--- BEGIN ---

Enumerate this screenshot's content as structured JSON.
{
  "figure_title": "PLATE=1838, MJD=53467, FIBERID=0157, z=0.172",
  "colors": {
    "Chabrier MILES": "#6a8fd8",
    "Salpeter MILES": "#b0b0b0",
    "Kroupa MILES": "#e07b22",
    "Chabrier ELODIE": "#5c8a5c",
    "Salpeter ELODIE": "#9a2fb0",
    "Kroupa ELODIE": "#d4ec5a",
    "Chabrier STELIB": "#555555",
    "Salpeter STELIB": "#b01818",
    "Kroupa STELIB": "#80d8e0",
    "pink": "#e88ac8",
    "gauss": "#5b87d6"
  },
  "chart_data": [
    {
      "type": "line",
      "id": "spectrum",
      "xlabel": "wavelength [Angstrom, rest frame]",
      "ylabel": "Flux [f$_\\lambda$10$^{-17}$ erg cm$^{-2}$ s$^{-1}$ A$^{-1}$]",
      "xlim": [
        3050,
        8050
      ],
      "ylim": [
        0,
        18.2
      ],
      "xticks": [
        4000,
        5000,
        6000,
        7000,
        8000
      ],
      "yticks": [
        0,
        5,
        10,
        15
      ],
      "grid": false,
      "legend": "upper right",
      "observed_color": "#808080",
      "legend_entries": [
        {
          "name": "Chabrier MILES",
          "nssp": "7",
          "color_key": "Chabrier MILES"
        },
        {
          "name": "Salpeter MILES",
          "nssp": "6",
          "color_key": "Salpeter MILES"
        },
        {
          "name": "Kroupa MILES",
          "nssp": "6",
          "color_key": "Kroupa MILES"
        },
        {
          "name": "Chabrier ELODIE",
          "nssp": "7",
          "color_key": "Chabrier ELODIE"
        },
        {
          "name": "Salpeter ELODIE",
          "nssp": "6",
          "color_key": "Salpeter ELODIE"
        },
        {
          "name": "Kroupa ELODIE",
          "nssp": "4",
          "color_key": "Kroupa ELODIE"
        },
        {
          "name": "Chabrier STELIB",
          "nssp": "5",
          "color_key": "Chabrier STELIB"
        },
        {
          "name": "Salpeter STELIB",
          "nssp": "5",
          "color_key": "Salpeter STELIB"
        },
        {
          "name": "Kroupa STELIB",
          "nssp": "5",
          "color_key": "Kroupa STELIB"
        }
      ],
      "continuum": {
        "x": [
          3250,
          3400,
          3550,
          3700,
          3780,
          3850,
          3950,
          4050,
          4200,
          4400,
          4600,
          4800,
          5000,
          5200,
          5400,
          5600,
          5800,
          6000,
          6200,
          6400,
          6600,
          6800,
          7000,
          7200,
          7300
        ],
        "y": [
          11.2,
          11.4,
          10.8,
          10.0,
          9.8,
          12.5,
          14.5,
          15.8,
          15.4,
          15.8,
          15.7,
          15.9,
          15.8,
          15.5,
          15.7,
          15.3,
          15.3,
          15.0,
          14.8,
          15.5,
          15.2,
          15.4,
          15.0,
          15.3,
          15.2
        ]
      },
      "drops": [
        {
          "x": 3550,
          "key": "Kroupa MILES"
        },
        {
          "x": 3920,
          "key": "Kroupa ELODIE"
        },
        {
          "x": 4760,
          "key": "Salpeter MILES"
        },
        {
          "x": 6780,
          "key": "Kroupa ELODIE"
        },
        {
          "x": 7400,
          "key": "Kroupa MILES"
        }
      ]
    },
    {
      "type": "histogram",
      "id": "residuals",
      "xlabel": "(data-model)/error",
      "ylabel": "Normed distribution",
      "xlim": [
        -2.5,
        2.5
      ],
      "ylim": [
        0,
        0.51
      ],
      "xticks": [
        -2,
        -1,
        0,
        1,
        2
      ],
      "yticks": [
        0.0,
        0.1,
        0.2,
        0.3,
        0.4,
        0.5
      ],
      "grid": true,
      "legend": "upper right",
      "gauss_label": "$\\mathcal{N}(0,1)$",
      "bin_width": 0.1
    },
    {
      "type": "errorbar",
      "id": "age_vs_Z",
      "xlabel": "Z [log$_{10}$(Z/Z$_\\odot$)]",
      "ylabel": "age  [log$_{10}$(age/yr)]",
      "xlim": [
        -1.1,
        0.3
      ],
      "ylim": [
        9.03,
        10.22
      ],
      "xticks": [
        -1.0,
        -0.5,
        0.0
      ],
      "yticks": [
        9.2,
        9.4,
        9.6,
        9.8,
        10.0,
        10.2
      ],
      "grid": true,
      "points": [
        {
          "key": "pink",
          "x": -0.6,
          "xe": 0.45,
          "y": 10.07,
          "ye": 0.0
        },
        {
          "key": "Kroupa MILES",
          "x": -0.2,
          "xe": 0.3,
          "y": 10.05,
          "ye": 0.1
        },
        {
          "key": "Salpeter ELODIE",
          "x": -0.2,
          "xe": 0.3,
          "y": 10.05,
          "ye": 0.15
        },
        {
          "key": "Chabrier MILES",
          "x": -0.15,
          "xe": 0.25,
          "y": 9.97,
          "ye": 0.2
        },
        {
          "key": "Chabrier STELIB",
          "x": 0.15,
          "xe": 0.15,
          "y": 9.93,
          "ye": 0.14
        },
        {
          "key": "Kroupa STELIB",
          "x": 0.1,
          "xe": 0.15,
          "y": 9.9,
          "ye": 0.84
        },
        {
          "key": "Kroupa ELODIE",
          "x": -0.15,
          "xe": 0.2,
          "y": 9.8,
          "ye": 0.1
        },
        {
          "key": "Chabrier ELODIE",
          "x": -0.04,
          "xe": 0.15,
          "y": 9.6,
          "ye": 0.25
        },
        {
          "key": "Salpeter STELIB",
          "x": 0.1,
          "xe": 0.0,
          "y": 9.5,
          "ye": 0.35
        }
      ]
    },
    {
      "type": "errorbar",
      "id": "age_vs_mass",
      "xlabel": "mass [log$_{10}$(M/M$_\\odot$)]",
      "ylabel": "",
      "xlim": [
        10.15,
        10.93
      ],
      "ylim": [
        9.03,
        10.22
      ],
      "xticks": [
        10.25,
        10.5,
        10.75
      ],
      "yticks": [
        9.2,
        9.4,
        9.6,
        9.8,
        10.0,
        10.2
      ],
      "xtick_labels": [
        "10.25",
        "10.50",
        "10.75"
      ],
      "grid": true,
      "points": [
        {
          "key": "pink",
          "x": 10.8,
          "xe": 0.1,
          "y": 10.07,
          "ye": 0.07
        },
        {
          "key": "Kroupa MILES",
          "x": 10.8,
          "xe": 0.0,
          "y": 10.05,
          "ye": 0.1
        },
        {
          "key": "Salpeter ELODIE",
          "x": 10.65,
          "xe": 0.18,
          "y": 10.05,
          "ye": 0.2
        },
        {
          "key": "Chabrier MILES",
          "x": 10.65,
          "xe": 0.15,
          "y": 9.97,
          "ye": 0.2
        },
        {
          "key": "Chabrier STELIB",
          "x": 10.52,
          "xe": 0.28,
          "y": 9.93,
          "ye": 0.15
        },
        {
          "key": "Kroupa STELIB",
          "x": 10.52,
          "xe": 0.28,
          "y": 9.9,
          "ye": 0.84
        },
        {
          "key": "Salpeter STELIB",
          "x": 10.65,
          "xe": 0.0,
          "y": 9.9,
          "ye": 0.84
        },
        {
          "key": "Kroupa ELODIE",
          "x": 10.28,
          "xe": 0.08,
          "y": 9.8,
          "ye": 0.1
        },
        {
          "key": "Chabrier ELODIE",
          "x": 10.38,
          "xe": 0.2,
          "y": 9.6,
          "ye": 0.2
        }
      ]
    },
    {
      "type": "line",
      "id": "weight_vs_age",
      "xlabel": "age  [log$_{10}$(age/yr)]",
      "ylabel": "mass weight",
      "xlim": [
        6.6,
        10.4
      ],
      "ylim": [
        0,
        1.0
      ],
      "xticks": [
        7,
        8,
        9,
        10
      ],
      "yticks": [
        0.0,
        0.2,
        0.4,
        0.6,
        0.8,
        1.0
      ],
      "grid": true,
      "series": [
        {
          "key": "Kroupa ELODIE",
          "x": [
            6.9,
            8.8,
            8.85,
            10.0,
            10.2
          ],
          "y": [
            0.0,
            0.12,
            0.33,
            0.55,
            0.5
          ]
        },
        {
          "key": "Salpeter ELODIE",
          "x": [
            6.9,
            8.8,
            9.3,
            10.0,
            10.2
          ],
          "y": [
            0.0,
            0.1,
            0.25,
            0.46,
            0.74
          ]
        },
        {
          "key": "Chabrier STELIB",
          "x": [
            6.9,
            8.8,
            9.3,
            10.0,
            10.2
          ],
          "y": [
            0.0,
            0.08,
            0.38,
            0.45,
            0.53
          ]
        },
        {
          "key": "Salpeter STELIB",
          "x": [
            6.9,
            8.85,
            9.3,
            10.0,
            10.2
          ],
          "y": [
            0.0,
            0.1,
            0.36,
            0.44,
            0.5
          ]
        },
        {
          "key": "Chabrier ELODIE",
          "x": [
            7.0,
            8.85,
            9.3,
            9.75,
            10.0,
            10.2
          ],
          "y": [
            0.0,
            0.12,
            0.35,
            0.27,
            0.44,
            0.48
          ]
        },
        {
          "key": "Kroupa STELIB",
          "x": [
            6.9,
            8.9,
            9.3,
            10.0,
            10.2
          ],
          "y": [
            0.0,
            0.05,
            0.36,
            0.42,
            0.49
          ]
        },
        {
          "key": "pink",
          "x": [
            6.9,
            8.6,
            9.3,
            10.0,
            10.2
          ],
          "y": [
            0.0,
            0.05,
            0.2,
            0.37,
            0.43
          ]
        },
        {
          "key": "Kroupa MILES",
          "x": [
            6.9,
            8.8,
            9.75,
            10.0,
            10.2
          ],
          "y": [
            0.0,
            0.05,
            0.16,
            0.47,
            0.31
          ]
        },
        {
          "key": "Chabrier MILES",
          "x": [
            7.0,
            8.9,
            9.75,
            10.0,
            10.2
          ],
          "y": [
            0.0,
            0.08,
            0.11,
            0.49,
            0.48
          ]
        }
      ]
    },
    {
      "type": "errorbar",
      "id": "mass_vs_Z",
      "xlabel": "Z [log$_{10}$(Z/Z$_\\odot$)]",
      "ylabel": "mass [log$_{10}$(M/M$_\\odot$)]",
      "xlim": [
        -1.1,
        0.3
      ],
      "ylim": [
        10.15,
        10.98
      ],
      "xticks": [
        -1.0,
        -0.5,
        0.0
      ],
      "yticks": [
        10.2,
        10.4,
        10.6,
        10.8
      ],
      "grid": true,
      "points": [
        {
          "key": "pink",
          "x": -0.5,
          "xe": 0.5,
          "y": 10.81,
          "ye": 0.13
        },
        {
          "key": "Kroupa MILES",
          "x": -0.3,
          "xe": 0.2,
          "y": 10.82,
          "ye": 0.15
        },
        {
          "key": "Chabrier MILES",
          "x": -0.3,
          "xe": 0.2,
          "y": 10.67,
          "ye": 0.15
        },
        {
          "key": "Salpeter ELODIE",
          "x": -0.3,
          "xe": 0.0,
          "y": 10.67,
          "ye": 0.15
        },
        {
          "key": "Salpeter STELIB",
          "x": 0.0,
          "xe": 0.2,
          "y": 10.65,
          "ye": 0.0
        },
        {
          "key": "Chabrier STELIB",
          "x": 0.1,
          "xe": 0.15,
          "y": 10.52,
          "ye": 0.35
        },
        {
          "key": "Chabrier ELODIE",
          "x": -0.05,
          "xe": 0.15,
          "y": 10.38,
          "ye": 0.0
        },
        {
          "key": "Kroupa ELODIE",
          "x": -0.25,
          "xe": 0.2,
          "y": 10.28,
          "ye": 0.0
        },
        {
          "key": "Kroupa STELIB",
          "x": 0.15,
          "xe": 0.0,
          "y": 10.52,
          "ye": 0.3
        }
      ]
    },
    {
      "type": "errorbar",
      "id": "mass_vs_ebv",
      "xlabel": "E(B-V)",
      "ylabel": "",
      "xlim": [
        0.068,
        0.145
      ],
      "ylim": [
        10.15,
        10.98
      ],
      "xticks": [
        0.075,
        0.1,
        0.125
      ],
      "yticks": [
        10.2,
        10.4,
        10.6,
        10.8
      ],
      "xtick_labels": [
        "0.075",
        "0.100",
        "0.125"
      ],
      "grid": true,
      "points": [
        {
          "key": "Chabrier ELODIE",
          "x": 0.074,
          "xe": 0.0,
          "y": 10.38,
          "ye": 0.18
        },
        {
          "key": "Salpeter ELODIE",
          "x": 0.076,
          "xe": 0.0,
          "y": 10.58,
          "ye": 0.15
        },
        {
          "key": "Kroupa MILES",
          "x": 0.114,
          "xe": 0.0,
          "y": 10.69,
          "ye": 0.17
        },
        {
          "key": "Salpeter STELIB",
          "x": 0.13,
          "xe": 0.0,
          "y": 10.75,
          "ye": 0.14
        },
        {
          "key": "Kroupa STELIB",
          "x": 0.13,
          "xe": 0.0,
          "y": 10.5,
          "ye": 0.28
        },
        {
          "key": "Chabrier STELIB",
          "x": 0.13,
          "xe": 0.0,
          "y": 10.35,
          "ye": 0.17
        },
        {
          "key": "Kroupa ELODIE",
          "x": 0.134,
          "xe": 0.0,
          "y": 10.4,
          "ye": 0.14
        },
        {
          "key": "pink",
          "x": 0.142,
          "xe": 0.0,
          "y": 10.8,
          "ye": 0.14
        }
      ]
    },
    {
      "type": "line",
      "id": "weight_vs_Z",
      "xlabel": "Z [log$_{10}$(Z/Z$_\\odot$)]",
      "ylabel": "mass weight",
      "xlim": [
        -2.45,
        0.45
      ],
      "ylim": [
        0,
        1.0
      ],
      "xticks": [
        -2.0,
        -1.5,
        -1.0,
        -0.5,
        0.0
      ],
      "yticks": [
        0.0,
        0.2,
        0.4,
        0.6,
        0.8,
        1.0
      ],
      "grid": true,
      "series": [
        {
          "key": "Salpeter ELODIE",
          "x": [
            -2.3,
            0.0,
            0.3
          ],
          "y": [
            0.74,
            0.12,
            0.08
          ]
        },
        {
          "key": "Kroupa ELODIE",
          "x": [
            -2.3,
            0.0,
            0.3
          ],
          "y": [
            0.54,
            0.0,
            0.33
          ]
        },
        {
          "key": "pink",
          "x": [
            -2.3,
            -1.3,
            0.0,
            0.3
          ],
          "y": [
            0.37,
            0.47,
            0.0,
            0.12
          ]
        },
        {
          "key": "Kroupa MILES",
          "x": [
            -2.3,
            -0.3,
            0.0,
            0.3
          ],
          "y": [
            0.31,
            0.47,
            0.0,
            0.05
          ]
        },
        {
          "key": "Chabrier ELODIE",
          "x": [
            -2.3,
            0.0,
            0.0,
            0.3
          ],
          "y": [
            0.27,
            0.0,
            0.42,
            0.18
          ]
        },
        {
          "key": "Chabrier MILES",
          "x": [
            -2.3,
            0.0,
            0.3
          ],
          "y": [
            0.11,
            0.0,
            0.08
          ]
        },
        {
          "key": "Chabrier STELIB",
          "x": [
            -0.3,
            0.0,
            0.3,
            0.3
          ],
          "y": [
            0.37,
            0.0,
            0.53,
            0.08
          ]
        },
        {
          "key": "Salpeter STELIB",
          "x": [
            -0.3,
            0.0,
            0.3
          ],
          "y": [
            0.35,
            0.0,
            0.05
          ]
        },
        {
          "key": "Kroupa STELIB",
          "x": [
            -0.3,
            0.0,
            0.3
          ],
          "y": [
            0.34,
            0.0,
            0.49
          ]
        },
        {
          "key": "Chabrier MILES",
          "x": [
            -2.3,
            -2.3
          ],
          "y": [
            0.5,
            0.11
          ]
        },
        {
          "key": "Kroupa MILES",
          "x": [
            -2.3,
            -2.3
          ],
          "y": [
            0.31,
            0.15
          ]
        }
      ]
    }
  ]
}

--- END ---

**EXERCISE AIM:**
In the material above, find each line that contains the word "name", and select it.

**ANSWER TO THE TASK:**
          "name": "Chabrier MILES",
          "name": "Salpeter MILES",
          "name": "Kroupa MILES",
          "name": "Chabrier ELODIE",
          "name": "Salpeter ELODIE",
          "name": "Kroupa ELODIE",
          "name": "Chabrier STELIB",
          "name": "Salpeter STELIB",
          "name": "Kroupa STELIB",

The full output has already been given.